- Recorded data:
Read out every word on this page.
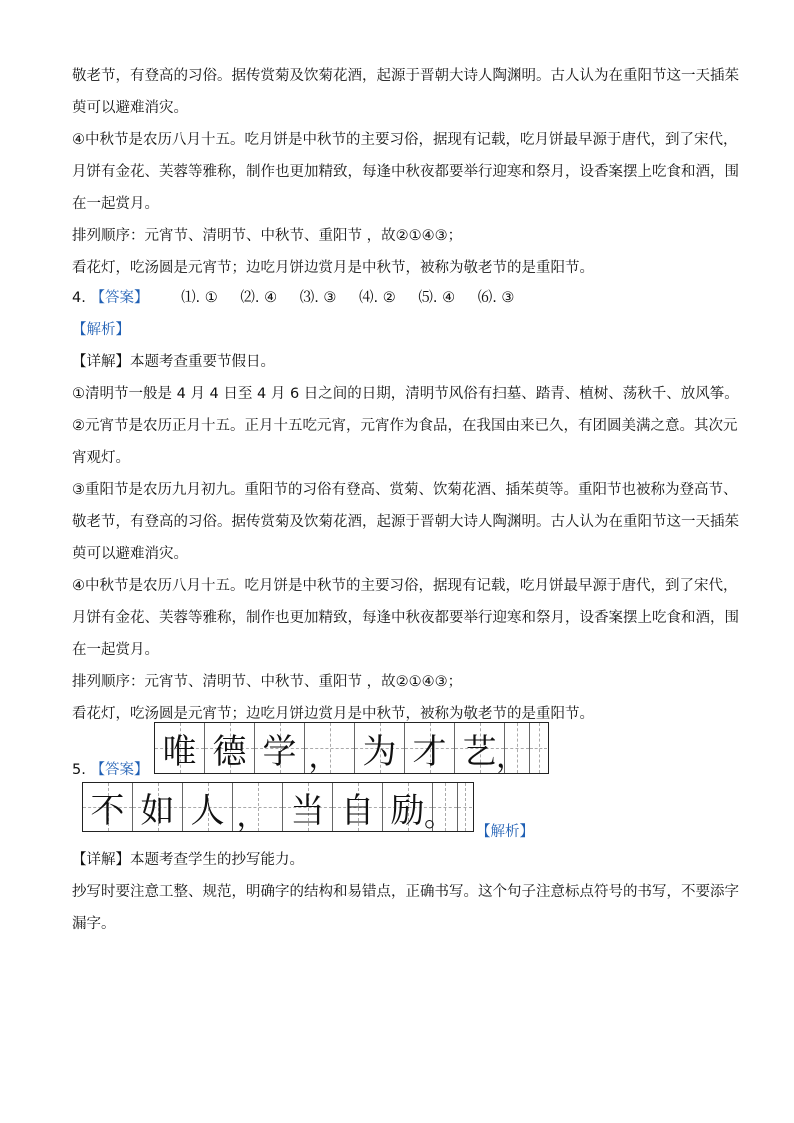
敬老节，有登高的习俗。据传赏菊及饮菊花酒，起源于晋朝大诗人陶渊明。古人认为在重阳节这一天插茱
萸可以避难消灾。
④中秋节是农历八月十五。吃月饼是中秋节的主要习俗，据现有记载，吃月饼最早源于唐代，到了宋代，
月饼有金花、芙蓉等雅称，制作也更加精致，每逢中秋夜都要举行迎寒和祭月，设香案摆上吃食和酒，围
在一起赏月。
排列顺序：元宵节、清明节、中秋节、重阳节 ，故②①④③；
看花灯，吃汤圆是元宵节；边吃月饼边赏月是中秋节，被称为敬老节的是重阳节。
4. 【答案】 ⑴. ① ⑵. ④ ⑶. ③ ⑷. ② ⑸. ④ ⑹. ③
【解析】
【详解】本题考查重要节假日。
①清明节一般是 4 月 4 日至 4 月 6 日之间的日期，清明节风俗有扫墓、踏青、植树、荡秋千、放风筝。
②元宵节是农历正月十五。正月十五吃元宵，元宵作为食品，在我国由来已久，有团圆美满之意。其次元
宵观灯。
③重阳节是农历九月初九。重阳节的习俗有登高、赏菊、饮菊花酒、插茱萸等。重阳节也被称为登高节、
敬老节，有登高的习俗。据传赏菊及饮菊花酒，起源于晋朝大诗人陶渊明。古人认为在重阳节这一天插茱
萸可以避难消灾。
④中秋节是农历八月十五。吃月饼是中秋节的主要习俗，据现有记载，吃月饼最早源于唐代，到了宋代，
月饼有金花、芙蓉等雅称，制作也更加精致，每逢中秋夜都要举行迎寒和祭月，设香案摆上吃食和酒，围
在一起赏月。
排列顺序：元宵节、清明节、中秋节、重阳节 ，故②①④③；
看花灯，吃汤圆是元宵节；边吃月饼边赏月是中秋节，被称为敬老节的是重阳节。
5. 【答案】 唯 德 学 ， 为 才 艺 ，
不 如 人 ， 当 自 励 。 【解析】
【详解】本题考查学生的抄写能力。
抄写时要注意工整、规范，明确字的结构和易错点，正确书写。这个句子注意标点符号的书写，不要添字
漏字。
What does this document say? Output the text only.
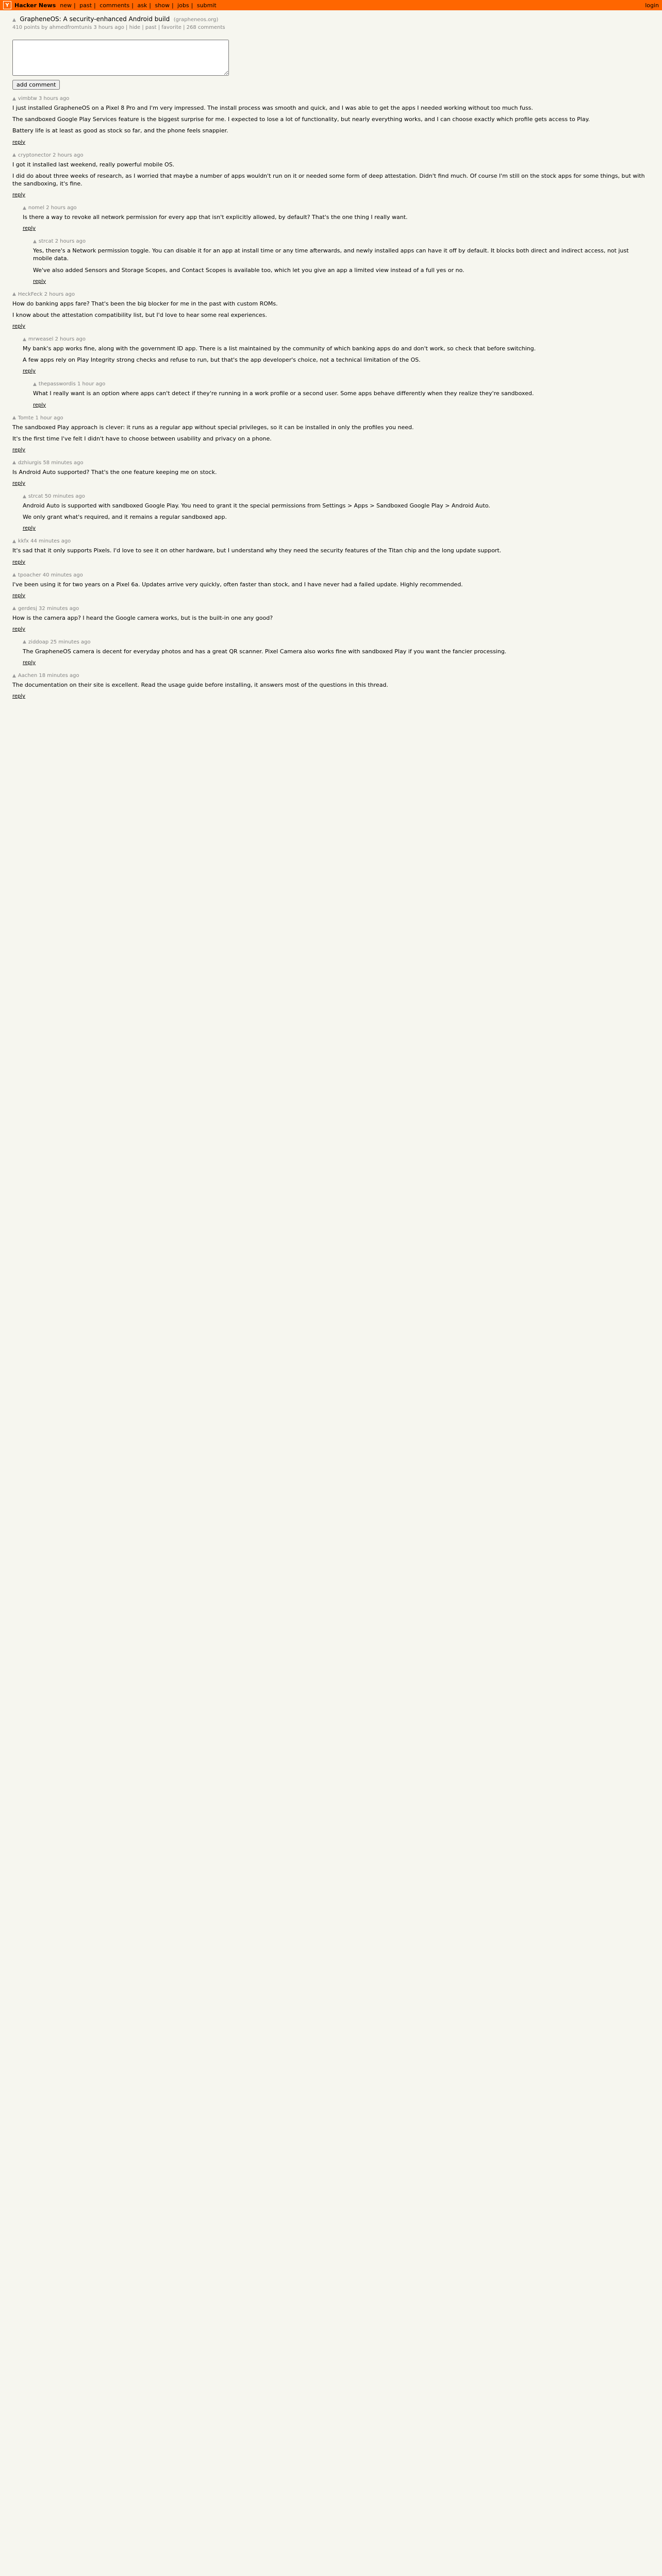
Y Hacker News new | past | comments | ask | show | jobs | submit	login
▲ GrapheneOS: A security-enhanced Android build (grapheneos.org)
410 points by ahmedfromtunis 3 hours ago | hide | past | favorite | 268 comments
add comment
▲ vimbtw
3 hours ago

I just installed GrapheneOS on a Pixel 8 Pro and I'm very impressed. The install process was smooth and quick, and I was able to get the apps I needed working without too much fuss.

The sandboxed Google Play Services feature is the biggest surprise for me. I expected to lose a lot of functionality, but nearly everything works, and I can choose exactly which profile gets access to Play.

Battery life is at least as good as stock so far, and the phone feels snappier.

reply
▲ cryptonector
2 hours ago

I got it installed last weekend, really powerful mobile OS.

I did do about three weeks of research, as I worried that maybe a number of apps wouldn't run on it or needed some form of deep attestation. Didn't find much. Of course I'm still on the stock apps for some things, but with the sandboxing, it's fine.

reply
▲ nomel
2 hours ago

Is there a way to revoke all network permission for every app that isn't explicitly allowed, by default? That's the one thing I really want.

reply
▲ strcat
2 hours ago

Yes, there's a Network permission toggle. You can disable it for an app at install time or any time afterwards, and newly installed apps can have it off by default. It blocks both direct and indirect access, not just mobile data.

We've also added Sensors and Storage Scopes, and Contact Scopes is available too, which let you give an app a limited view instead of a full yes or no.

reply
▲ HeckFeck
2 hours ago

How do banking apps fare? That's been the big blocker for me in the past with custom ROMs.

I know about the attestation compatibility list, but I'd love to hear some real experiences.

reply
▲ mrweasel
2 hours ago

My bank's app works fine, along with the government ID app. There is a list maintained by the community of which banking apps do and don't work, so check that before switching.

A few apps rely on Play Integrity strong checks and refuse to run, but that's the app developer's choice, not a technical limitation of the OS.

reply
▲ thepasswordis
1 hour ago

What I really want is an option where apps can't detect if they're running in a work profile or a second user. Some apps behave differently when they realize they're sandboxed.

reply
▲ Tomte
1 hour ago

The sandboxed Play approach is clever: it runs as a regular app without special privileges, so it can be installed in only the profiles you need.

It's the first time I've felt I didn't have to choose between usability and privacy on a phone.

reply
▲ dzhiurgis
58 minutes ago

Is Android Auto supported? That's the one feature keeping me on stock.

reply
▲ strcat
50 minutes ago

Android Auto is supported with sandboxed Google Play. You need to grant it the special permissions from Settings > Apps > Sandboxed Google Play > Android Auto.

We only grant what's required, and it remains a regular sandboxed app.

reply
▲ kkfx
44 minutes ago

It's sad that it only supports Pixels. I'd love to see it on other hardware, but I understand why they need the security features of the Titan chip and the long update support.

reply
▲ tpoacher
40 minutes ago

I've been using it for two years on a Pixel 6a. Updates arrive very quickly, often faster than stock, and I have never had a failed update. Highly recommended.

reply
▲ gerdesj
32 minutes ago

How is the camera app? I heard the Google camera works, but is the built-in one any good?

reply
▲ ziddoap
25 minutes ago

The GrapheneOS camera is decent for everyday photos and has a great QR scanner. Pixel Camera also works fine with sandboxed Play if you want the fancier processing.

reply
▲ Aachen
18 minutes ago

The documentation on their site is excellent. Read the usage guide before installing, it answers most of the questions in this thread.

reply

---

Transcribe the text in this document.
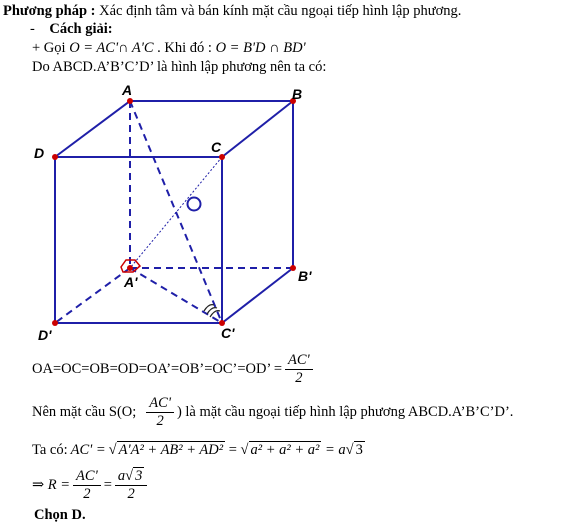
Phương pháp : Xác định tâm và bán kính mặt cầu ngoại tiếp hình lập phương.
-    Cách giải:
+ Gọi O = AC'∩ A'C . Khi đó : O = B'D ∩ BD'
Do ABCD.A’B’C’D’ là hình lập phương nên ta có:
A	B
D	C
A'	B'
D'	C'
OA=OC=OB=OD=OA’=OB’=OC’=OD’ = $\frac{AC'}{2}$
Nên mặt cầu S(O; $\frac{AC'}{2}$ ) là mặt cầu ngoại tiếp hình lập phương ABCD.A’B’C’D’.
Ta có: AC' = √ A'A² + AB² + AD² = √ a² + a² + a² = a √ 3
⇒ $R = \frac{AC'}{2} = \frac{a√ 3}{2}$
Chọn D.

- Stated exercise: List all lines from the entries that include the word "sandboxed".

- Written response:
The sandboxed Google Play Services feature is the biggest surprise for me. I expected to lose a lot of functionality, but nearly everything works, and I can choose exactly which profile gets access to Play.
What I really want is an option where apps can't detect if they're running in a work profile or a second user. Some apps behave differently when they realize they're sandboxed.
The sandboxed Play approach is clever: it runs as a regular app without special privileges, so it can be installed in only the profiles you need.
Android Auto is supported with sandboxed Google Play. You need to grant it the special permissions from Settings > Apps > Sandboxed Google Play > Android Auto.
We only grant what's required, and it remains a regular sandboxed app.
The GrapheneOS camera is decent for everyday photos and has a great QR scanner. Pixel Camera also works fine with sandboxed Play if you want the fancier processing.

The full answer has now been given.